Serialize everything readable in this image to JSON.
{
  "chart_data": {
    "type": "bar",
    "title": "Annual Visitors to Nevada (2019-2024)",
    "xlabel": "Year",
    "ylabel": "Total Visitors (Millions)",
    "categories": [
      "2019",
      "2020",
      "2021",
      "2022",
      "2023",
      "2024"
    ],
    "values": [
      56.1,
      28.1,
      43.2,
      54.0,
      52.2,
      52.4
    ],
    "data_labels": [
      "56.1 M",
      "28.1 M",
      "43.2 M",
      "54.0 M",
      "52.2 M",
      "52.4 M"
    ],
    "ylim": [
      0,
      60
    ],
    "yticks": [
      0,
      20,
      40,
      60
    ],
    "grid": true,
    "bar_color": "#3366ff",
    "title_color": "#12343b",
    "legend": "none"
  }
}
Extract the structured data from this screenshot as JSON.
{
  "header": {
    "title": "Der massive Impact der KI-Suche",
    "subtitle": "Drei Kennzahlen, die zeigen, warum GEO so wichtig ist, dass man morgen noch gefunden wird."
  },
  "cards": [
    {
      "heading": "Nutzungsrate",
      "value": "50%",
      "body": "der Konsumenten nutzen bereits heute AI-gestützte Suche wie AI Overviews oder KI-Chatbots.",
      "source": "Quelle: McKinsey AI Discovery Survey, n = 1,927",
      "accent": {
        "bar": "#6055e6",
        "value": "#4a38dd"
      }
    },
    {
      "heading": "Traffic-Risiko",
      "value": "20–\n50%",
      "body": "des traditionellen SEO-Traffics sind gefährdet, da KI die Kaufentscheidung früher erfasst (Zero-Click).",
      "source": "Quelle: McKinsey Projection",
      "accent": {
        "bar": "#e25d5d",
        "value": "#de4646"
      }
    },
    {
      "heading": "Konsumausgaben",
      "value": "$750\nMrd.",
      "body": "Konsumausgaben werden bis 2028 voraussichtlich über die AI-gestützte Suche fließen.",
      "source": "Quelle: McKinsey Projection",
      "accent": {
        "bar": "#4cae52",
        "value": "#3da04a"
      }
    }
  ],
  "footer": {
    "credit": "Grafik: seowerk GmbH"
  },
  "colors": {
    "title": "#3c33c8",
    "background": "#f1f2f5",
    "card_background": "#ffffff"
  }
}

----------

### [Written instruction]
List each line of the entries that holds the string "Konsumausgaben".

### [Problem solution]
      "heading": "Konsumausgaben",
      "body": "Konsumausgaben werden bis 2028 voraussichtlich über die AI-gestützte Suche fließen.",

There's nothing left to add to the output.